OBJECTIVE> Can you transcribe every record below exactly as it appears?

Stored data>
----

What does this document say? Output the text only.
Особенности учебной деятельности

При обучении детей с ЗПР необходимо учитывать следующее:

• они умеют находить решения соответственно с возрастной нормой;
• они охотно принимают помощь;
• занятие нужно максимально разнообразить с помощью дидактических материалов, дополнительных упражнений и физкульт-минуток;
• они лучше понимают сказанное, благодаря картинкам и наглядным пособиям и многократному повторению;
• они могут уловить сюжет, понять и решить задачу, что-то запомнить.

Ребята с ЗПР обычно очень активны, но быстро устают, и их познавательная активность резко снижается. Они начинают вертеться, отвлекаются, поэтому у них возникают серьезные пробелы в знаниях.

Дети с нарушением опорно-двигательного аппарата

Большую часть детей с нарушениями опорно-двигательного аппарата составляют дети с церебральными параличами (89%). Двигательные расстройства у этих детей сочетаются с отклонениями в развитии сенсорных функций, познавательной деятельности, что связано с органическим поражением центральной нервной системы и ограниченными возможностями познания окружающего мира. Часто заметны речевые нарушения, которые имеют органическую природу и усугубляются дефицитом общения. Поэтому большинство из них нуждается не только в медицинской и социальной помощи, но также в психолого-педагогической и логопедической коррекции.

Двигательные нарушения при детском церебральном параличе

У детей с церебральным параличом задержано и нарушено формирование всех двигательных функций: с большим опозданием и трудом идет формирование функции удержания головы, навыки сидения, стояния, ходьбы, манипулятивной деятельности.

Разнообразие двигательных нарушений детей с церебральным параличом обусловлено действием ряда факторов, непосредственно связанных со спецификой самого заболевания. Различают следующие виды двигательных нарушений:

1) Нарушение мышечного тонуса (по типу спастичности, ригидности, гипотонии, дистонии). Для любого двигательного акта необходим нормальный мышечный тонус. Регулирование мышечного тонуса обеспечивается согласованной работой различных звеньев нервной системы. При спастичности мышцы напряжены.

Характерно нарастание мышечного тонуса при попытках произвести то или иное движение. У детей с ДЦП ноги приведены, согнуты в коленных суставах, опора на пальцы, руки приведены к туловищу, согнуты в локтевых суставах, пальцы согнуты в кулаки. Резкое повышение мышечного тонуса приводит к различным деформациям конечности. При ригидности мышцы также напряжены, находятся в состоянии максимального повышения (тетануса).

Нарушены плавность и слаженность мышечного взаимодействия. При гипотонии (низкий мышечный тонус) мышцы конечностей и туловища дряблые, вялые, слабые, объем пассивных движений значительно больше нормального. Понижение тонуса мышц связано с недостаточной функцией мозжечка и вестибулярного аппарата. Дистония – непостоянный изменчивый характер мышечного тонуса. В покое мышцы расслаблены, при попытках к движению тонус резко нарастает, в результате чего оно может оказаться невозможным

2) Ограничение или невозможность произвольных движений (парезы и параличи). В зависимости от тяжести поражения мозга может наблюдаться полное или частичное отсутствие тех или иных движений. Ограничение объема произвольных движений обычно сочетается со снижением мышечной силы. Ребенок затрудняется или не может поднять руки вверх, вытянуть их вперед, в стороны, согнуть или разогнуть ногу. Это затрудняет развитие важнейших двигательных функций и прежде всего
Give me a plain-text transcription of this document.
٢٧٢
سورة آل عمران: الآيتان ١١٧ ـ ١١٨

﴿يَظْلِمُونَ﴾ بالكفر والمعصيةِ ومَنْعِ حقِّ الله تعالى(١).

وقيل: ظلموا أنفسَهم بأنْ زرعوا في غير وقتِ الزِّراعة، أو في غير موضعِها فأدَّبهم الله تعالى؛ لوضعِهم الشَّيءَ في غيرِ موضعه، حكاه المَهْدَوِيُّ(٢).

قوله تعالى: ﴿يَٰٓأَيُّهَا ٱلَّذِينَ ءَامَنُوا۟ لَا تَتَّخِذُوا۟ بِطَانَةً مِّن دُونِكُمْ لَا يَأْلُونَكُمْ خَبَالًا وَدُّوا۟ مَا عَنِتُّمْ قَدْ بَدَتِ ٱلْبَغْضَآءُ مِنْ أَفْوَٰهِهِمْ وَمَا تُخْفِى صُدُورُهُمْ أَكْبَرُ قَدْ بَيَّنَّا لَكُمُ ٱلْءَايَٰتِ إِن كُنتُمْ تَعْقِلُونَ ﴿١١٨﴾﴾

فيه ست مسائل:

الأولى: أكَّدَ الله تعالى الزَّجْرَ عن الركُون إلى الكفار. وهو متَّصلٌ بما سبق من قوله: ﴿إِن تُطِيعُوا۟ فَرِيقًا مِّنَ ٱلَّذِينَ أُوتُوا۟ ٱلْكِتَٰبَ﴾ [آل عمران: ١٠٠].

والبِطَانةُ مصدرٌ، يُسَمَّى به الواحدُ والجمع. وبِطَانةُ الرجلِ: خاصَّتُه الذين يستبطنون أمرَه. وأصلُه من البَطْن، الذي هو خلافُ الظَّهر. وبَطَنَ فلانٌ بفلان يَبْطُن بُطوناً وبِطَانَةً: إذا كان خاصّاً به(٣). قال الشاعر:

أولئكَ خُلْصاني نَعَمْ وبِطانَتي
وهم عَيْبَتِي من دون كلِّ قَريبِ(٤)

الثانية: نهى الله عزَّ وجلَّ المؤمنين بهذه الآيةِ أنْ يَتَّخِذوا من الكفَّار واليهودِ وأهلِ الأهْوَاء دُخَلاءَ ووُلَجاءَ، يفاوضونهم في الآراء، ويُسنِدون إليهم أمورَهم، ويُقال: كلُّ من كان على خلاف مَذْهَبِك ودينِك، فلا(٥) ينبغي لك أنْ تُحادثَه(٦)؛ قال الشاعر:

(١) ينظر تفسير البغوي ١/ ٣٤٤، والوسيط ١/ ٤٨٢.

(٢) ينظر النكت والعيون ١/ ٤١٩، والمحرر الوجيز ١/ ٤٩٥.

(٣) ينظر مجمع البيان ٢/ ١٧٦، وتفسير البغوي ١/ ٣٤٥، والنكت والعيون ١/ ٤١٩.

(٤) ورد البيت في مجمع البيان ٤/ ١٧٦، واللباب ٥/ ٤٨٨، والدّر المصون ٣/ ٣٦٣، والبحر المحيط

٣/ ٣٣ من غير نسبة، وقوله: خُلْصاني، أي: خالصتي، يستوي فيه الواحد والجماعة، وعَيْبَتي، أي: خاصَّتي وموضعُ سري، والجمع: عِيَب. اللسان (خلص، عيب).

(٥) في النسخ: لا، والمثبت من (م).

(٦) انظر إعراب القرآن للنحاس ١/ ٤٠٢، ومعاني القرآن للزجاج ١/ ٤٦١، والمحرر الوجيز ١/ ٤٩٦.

----

RESULT>
What does this document say? Output the text only.
Особенности учебной деятельности

При обучении детей с ЗПР необходимо учитывать следующее:

• они умеют находить решения соответственно с возрастной нормой;
• они охотно принимают помощь;
• занятие нужно максимально разнообразить с помощью дидактических материалов, дополнительных упражнений и физкульт-минуток;
• они лучше понимают сказанное, благодаря картинкам и наглядным пособиям и многократному повторению;
• они могут уловить сюжет, понять и решить задачу, что-то запомнить.

Ребята с ЗПР обычно очень активны, но быстро устают, и их познавательная активность резко снижается. Они начинают вертеться, отвлекаются, поэтому у них возникают серьезные пробелы в знаниях.

Дети с нарушением опорно-двигательного аппарата

Большую часть детей с нарушениями опорно-двигательного аппарата составляют дети с церебральными параличами (89%). Двигательные расстройства у этих детей сочетаются с отклонениями в развитии сенсорных функций, познавательной деятельности, что связано с органическим поражением центральной нервной системы и ограниченными возможностями познания окружающего мира. Часто заметны речевые нарушения, которые имеют органическую природу и усугубляются дефицитом общения. Поэтому большинство из них нуждается не только в медицинской и социальной помощи, но также в психолого-педагогической и логопедической коррекции.

Двигательные нарушения при детском церебральном параличе

У детей с церебральным параличом задержано и нарушено формирование всех двигательных функций: с большим опозданием и трудом идет формирование функции удержания головы, навыки сидения, стояния, ходьбы, манипулятивной деятельности.

Разнообразие двигательных нарушений детей с церебральным параличом обусловлено действием ряда факторов, непосредственно связанных со спецификой самого заболевания. Различают следующие виды двигательных нарушений:

1) Нарушение мышечного тонуса (по типу спастичности, ригидности, гипотонии, дистонии). Для любого двигательного акта необходим нормальный мышечный тонус. Регулирование мышечного тонуса обеспечивается согласованной работой различных звеньев нервной системы. При спастичности мышцы напряжены.

Характерно нарастание мышечного тонуса при попытках произвести то или иное движение. У детей с ДЦП ноги приведены, согнуты в коленных суставах, опора на пальцы, руки приведены к туловищу, согнуты в локтевых суставах, пальцы согнуты в кулаки. Резкое повышение мышечного тонуса приводит к различным деформациям конечности. При ригидности мышцы также напряжены, находятся в состоянии максимального повышения (тетануса).

Нарушены плавность и слаженность мышечного взаимодействия. При гипотонии (низкий мышечный тонус) мышцы конечностей и туловища дряблые, вялые, слабые, объем пассивных движений значительно больше нормального. Понижение тонуса мышц связано с недостаточной функцией мозжечка и вестибулярного аппарата. Дистония – непостоянный изменчивый характер мышечного тонуса. В покое мышцы расслаблены, при попытках к движению тонус резко нарастает, в результате чего оно может оказаться невозможным

2) Ограничение или невозможность произвольных движений (парезы и параличи). В зависимости от тяжести поражения мозга может наблюдаться полное или частичное отсутствие тех или иных движений. Ограничение объема произвольных движений обычно сочетается со снижением мышечной силы. Ребенок затрудняется или не может поднять руки вверх, вытянуть их вперед, в стороны, согнуть или разогнуть ногу. Это затрудняет развитие важнейших двигательных функций и прежде всего
Give me a plain-text transcription of this document.
٢٧٢
سورة آل عمران: الآيتان ١١٧ ـ ١١٨

﴿يَظْلِمُونَ﴾ بالكفر والمعصيةِ ومَنْعِ حقِّ الله تعالى(١).

وقيل: ظلموا أنفسَهم بأنْ زرعوا في غير وقتِ الزِّراعة، أو في غير موضعِها فأدَّبهم الله تعالى؛ لوضعِهم الشَّيءَ في غيرِ موضعه، حكاه المَهْدَوِيُّ(٢).

قوله تعالى: ﴿يَٰٓأَيُّهَا ٱلَّذِينَ ءَامَنُوا۟ لَا تَتَّخِذُوا۟ بِطَانَةً مِّن دُونِكُمْ لَا يَأْلُونَكُمْ خَبَالًا وَدُّوا۟ مَا عَنِتُّمْ قَدْ بَدَتِ ٱلْبَغْضَآءُ مِنْ أَفْوَٰهِهِمْ وَمَا تُخْفِى صُدُورُهُمْ أَكْبَرُ قَدْ بَيَّنَّا لَكُمُ ٱلْءَايَٰتِ إِن كُنتُمْ تَعْقِلُونَ ﴿١١٨﴾﴾

فيه ست مسائل:

الأولى: أكَّدَ الله تعالى الزَّجْرَ عن الركُون إلى الكفار. وهو متَّصلٌ بما سبق من قوله: ﴿إِن تُطِيعُوا۟ فَرِيقًا مِّنَ ٱلَّذِينَ أُوتُوا۟ ٱلْكِتَٰبَ﴾ [آل عمران: ١٠٠].

والبِطَانةُ مصدرٌ، يُسَمَّى به الواحدُ والجمع. وبِطَانةُ الرجلِ: خاصَّتُه الذين يستبطنون أمرَه. وأصلُه من البَطْن، الذي هو خلافُ الظَّهر. وبَطَنَ فلانٌ بفلان يَبْطُن بُطوناً وبِطَانَةً: إذا كان خاصّاً به(٣). قال الشاعر:

أولئكَ خُلْصاني نَعَمْ وبِطانَتي
وهم عَيْبَتِي من دون كلِّ قَريبِ(٤)

الثانية: نهى الله عزَّ وجلَّ المؤمنين بهذه الآيةِ أنْ يَتَّخِذوا من الكفَّار واليهودِ وأهلِ الأهْوَاء دُخَلاءَ ووُلَجاءَ، يفاوضونهم في الآراء، ويُسنِدون إليهم أمورَهم، ويُقال: كلُّ من كان على خلاف مَذْهَبِك ودينِك، فلا(٥) ينبغي لك أنْ تُحادثَه(٦)؛ قال الشاعر:

(١) ينظر تفسير البغوي ١/ ٣٤٤، والوسيط ١/ ٤٨٢.

(٢) ينظر النكت والعيون ١/ ٤١٩، والمحرر الوجيز ١/ ٤٩٥.

(٣) ينظر مجمع البيان ٢/ ١٧٦، وتفسير البغوي ١/ ٣٤٥، والنكت والعيون ١/ ٤١٩.

(٤) ورد البيت في مجمع البيان ٤/ ١٧٦، واللباب ٥/ ٤٨٨، والدّر المصون ٣/ ٣٦٣، والبحر المحيط

٣/ ٣٣ من غير نسبة، وقوله: خُلْصاني، أي: خالصتي، يستوي فيه الواحد والجماعة، وعَيْبَتي، أي: خاصَّتي وموضعُ سري، والجمع: عِيَب. اللسان (خلص، عيب).

(٥) في النسخ: لا، والمثبت من (م).

(٦) انظر إعراب القرآن للنحاس ١/ ٤٠٢، ومعاني القرآن للزجاج ١/ ٤٦١، والمحرر الوجيز ١/ ٤٩٦.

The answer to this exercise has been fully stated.